_EXERCISE:_ Below are some entries. Copy each line that holds the string "Amount".

* * * *

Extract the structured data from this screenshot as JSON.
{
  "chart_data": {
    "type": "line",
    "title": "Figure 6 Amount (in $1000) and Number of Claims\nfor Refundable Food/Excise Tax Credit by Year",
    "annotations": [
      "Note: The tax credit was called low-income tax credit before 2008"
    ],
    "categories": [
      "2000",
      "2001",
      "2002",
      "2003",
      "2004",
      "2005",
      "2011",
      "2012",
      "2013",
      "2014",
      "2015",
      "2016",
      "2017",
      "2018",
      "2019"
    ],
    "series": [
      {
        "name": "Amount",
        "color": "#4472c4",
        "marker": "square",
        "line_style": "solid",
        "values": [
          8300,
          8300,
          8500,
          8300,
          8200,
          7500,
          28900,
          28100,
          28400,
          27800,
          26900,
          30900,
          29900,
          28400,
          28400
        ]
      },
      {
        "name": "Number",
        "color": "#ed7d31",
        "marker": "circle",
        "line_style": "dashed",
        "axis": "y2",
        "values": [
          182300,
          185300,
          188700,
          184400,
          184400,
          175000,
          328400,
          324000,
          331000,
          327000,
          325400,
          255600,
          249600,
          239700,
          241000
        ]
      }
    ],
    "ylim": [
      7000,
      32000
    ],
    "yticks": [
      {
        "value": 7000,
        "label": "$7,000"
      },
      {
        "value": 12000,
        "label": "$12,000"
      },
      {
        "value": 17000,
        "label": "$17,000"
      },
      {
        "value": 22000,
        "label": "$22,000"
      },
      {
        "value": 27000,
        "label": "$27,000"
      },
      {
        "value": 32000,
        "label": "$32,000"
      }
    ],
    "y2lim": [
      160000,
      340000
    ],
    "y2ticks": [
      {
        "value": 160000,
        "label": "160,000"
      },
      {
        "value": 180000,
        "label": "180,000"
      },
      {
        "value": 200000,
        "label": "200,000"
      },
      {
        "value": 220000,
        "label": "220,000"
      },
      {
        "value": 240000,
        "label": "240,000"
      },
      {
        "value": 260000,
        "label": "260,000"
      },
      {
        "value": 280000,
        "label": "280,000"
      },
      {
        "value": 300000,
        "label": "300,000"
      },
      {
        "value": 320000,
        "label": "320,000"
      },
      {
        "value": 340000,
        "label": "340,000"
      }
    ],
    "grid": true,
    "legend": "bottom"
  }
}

* * * *

_COMPLETE RESPONSE:_
    "title": "Figure 6 Amount (in $1000) and Number of Claims\nfor Refundable Food/Excise Tax Credit by Year",
        "name": "Amount",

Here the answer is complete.